### WORK INSTRUCTION
Go through the lines below. Copy those with "oxysporum".

### DATA PROVIDED

· · · · · · ·

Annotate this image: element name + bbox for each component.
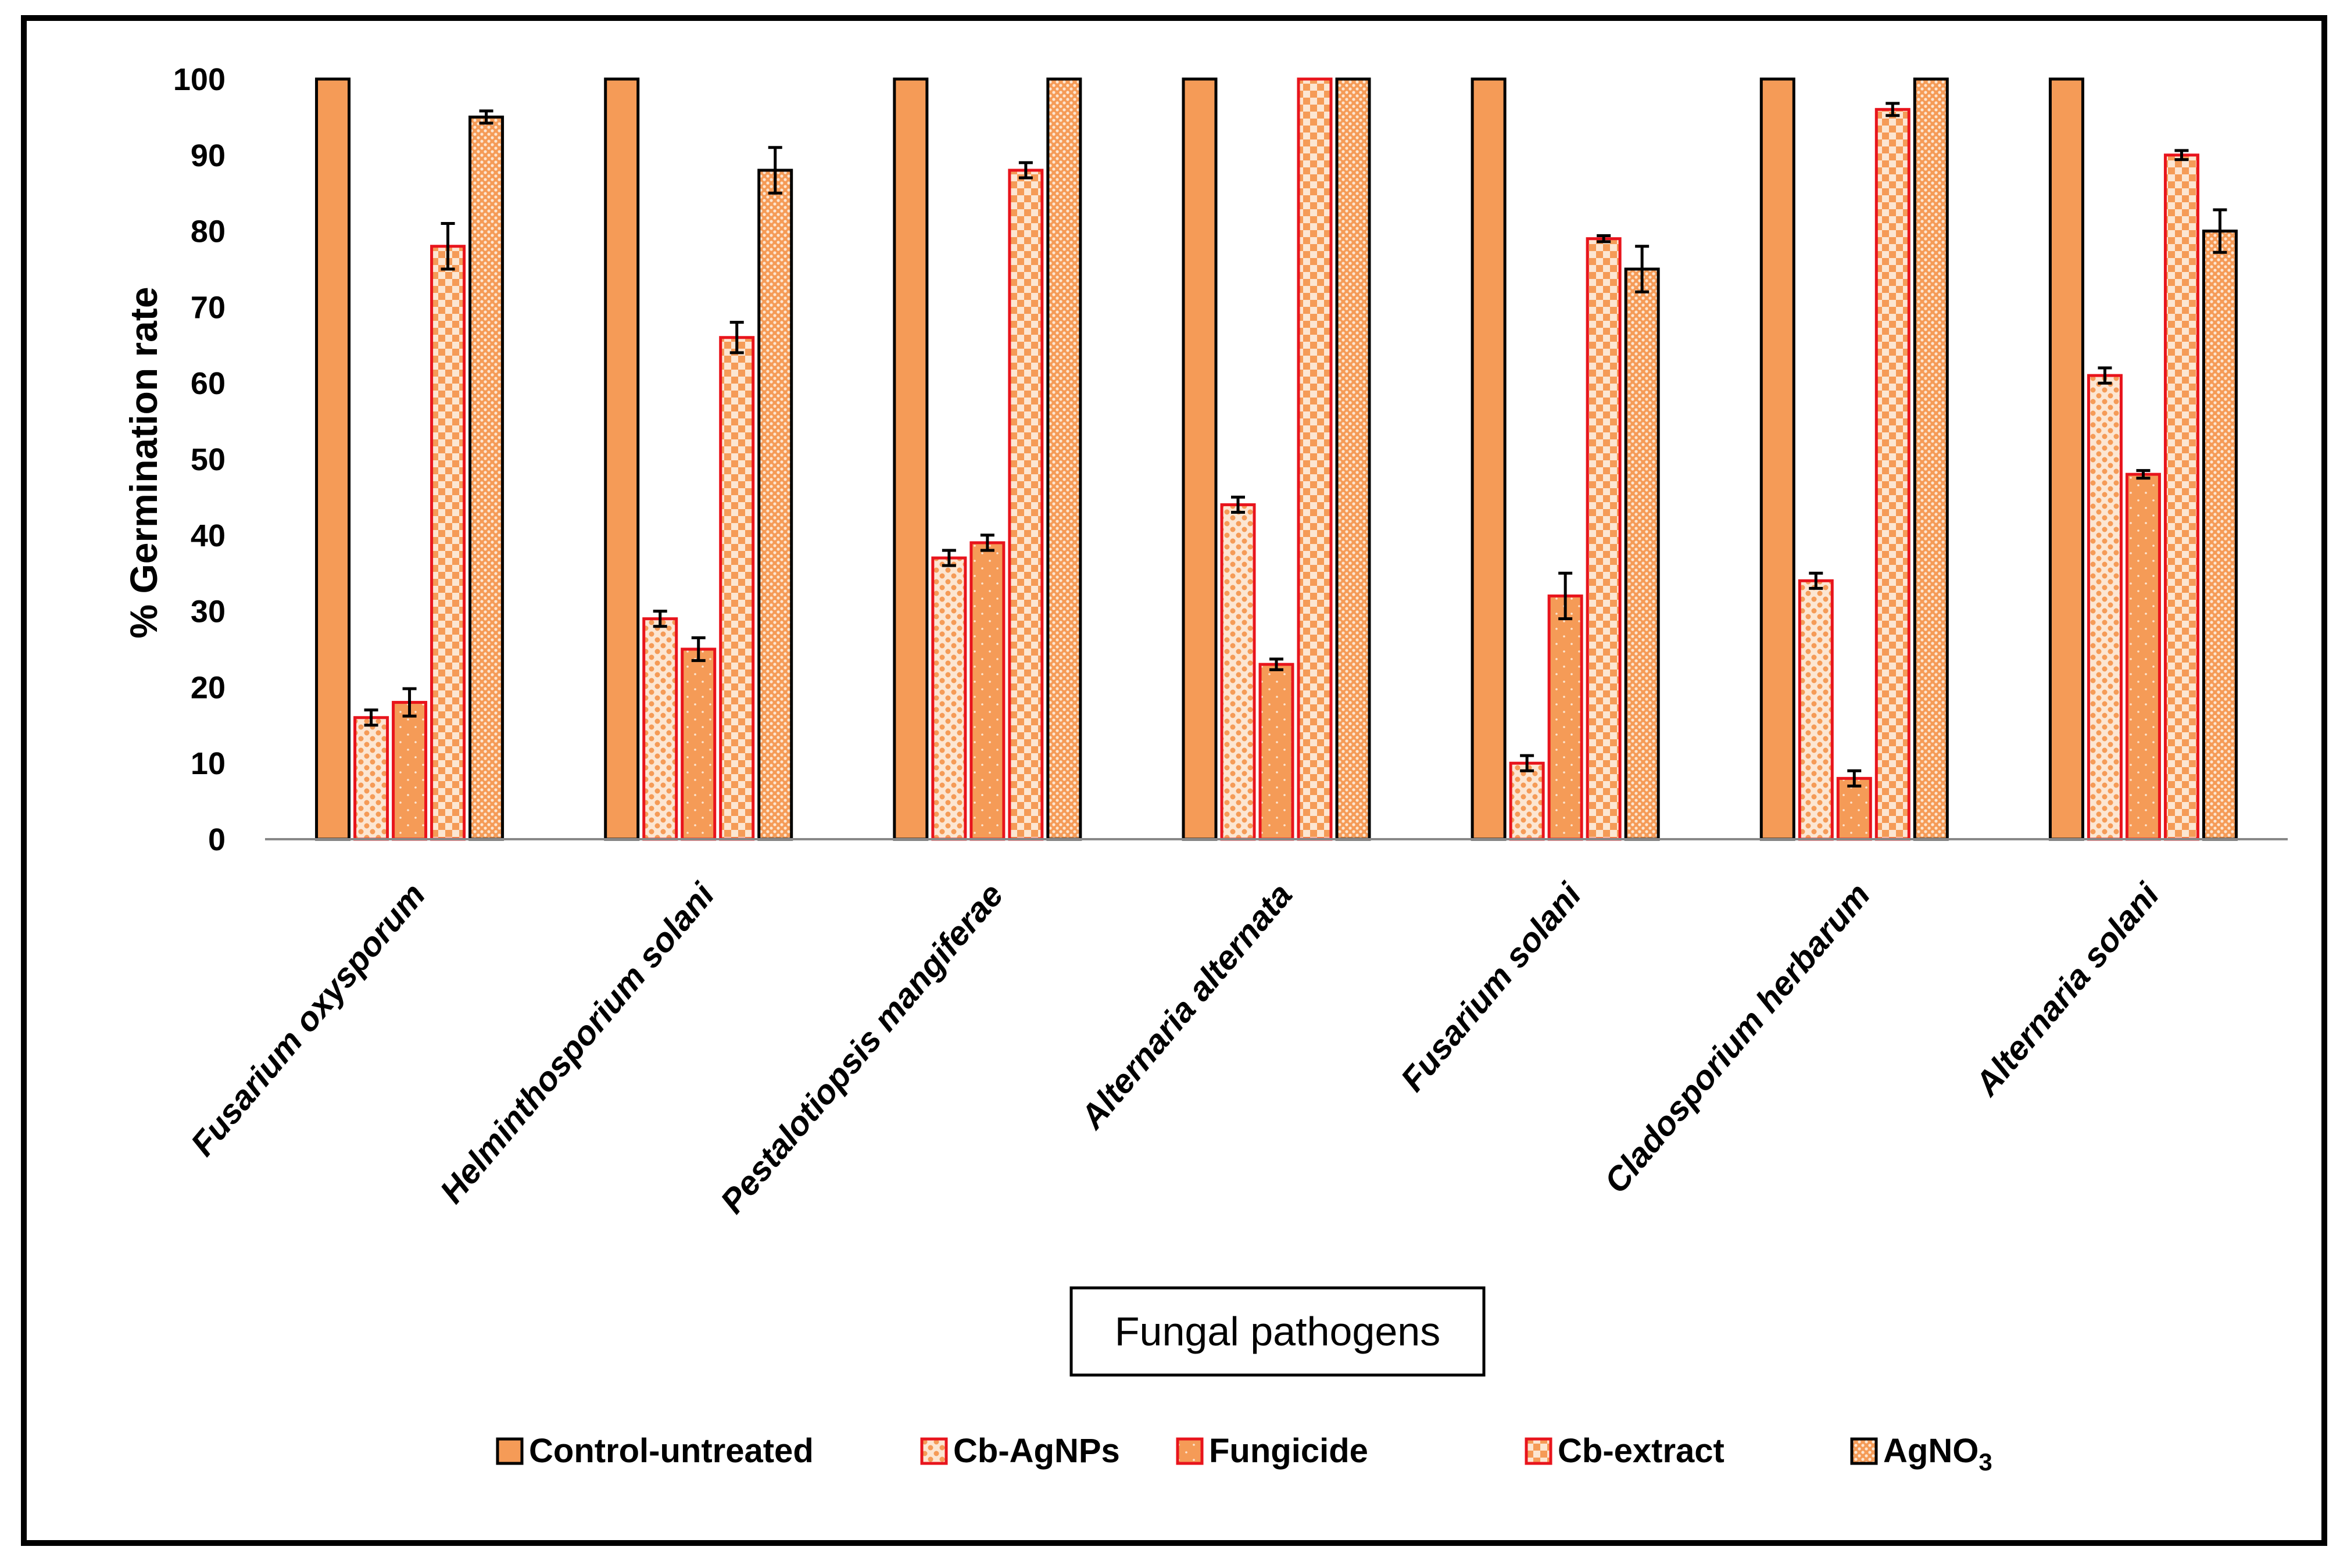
legend-item: Cb-AgNPs bbox=[920, 1432, 1120, 1470]
x-category-label: Helminthosporium solani bbox=[432, 875, 722, 1210]
bar bbox=[430, 245, 466, 841]
bar bbox=[1759, 77, 1795, 841]
y-tick-label: 30 bbox=[191, 595, 226, 629]
bar bbox=[1297, 77, 1333, 841]
legend-label: Control-untreated bbox=[529, 1432, 814, 1470]
y-tick-label: 10 bbox=[191, 746, 226, 781]
chart-frame: % Germination rate 0 10 20 30 40 50 60 70 80 90 10… bbox=[21, 15, 2327, 1546]
legend-swatch bbox=[496, 1437, 524, 1465]
bar bbox=[1335, 77, 1371, 841]
bar bbox=[1220, 503, 1256, 841]
bar bbox=[642, 617, 678, 841]
y-tick-label: 70 bbox=[191, 290, 226, 325]
error-bars bbox=[364, 102, 2227, 787]
bar bbox=[931, 556, 967, 841]
legend-swatch bbox=[920, 1437, 948, 1465]
y-tick-label: 90 bbox=[191, 138, 226, 173]
legend-item: Fungicide bbox=[1176, 1432, 1368, 1470]
x-category-label: Cladosporium herbarum bbox=[1597, 876, 1878, 1201]
bar bbox=[1008, 169, 1044, 841]
y-tick-label: 0 bbox=[208, 822, 226, 857]
bar bbox=[1913, 77, 1949, 841]
bar bbox=[969, 541, 1006, 841]
bar bbox=[1798, 579, 1834, 841]
bars bbox=[315, 77, 2238, 841]
bar bbox=[1624, 267, 1660, 841]
bar bbox=[757, 169, 793, 841]
bar bbox=[2202, 230, 2238, 841]
x-category-label: Alternaria solani bbox=[1967, 875, 2167, 1104]
bar bbox=[2125, 472, 2161, 841]
legend-label: Cb-extract bbox=[1558, 1432, 1725, 1470]
y-axis-title: % Germination rate bbox=[122, 287, 165, 638]
y-tick-label: 40 bbox=[191, 518, 226, 553]
bar bbox=[1258, 663, 1294, 841]
y-tick-label: 100 bbox=[173, 62, 226, 97]
bar bbox=[719, 336, 755, 841]
bar bbox=[604, 77, 640, 841]
y-tick-label: 20 bbox=[191, 670, 226, 705]
bar bbox=[1182, 77, 1218, 841]
bar bbox=[1509, 761, 1545, 841]
x-category-label: Pestalotiopsis mangiferae bbox=[713, 876, 1011, 1220]
legend-label: Cb-AgNPs bbox=[953, 1432, 1120, 1470]
bar bbox=[1586, 237, 1622, 841]
x-axis-title-box bbox=[1069, 1286, 1486, 1377]
legend-item: Cb-extract bbox=[1525, 1432, 1725, 1470]
bar bbox=[1836, 776, 1872, 841]
legend: Control-untreated Cb-AgNPs Fungicide Cb-ext… bbox=[496, 1432, 1992, 1476]
bar bbox=[681, 647, 717, 841]
x-category-label: Alternaria alternata bbox=[1072, 876, 1300, 1137]
bar bbox=[893, 77, 929, 841]
x-category-label: Fusarium solani bbox=[1393, 875, 1589, 1098]
bar bbox=[2087, 374, 2123, 841]
x-category-label: Fusarium oxysporum bbox=[184, 876, 433, 1164]
y-tick-label: 60 bbox=[191, 366, 226, 401]
y-tick-label: 80 bbox=[191, 214, 226, 249]
bar bbox=[1046, 77, 1082, 841]
y-axis-ticks: 0 10 20 30 40 50 60 70 80 90 100 bbox=[173, 62, 226, 857]
bar bbox=[1547, 594, 1583, 841]
legend-swatch bbox=[1525, 1437, 1552, 1465]
x-axis-title: Fungal pathogens bbox=[1115, 1309, 1440, 1354]
bar bbox=[2163, 153, 2199, 841]
legend-swatch bbox=[1850, 1437, 1878, 1465]
x-axis-categories: Fusarium oxysporum Helminthosporium solan… bbox=[184, 875, 2167, 1220]
bar bbox=[353, 716, 389, 841]
bar bbox=[2048, 77, 2084, 841]
bar bbox=[468, 115, 505, 841]
bar bbox=[1471, 77, 1507, 841]
legend-item: AgNO3 bbox=[1850, 1432, 1992, 1476]
legend-swatch bbox=[1176, 1437, 1204, 1465]
bar bbox=[1874, 108, 1910, 841]
legend-label: Fungicide bbox=[1209, 1432, 1368, 1470]
y-tick-label: 50 bbox=[191, 442, 226, 477]
legend-label: AgNO3 bbox=[1883, 1432, 1992, 1476]
bar-chart: % Germination rate 0 10 20 30 40 50 60 70 80 90 10… bbox=[122, 62, 2288, 1476]
bar bbox=[392, 701, 428, 841]
legend-item: Control-untreated bbox=[496, 1432, 814, 1470]
bar bbox=[315, 77, 351, 841]
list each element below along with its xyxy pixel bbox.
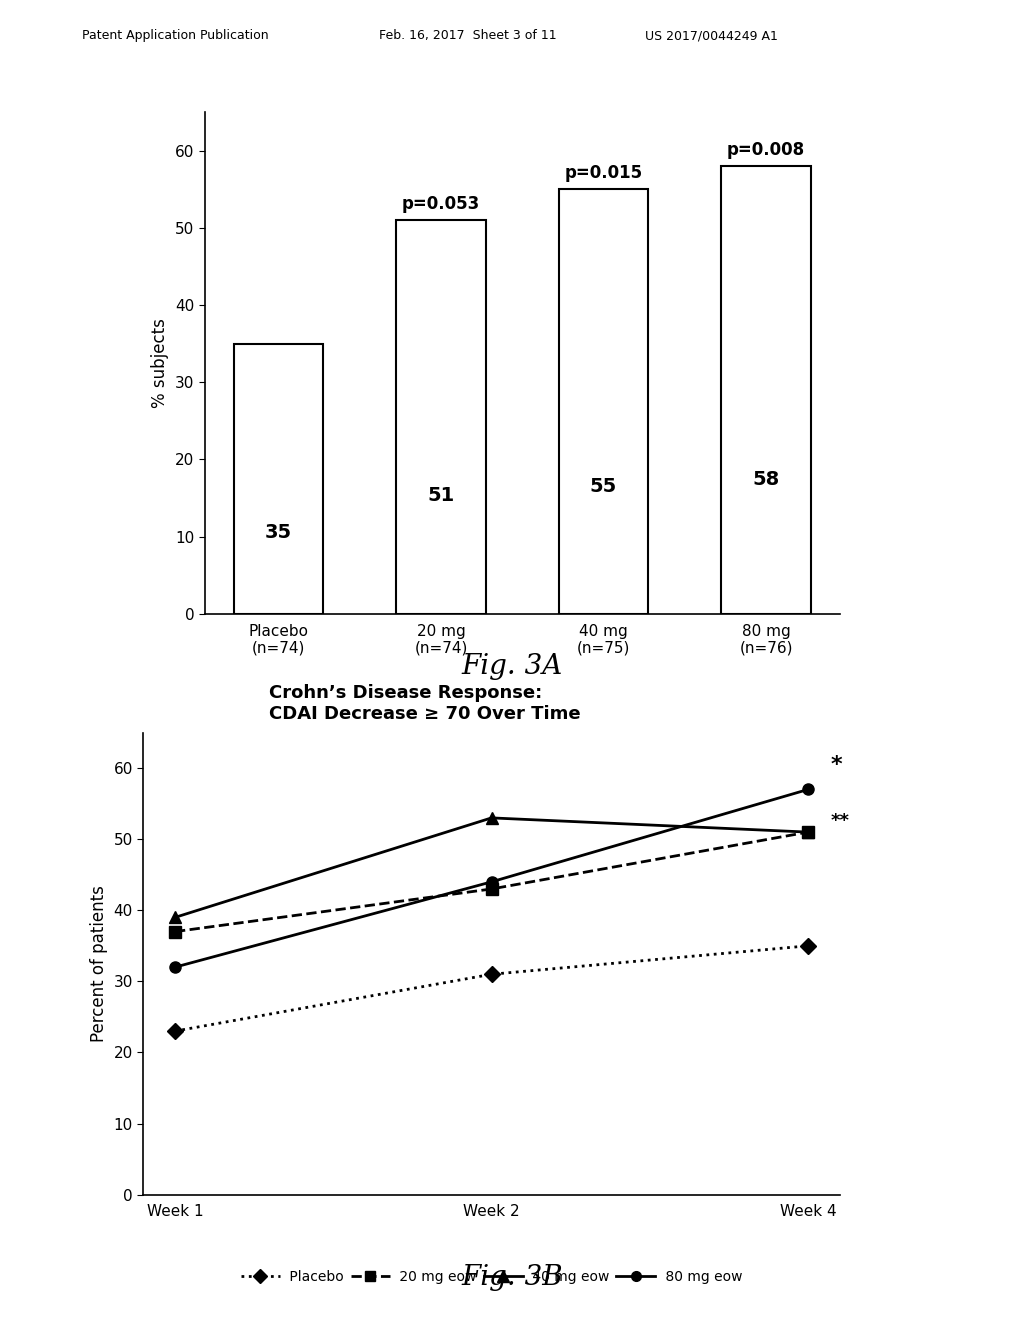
Y-axis label: Percent of patients: Percent of patients [90, 886, 108, 1041]
Text: p=0.008: p=0.008 [727, 140, 805, 158]
Text: **: ** [830, 812, 849, 830]
Text: 58: 58 [753, 470, 779, 488]
Bar [233, 343, 324, 614]
Text: US 2017/0044249 A1: US 2017/0044249 A1 [645, 29, 778, 42]
Text: Feb. 16, 2017  Sheet 3 of 11: Feb. 16, 2017 Sheet 3 of 11 [379, 29, 556, 42]
Text: Fig. 3B: Fig. 3B [461, 1265, 563, 1291]
Text: p=0.015: p=0.015 [564, 164, 643, 182]
Bar [721, 166, 811, 614]
Text: 51: 51 [427, 486, 455, 506]
Text: 55: 55 [590, 477, 617, 496]
Legend:  Placebo,  20 mg eow,  40 mg eow,  80 mg eow: Placebo, 20 mg eow, 40 mg eow, 80 mg eow [236, 1265, 748, 1290]
Text: Crohn’s Disease Response:
CDAI Decrease ≥ 70 Over Time: Crohn’s Disease Response: CDAI Decrease … [268, 684, 581, 723]
Text: 35: 35 [265, 523, 292, 543]
Text: *: * [830, 755, 842, 775]
Text: p=0.053: p=0.053 [401, 194, 480, 213]
Bar [396, 220, 485, 614]
Text: Fig. 3A: Fig. 3A [462, 653, 562, 680]
Y-axis label: % subjects: % subjects [152, 318, 169, 408]
Bar [559, 189, 648, 614]
Text: Patent Application Publication: Patent Application Publication [82, 29, 268, 42]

· · · · · · ·

### SOLUTION FOR THIS TASK
x-category-label: Fusarium oxysporum bbox=[184, 876, 433, 1164]
x-axis-categories: Fusarium oxysporum Helminthosporium solan… bbox=[184, 875, 2167, 1220]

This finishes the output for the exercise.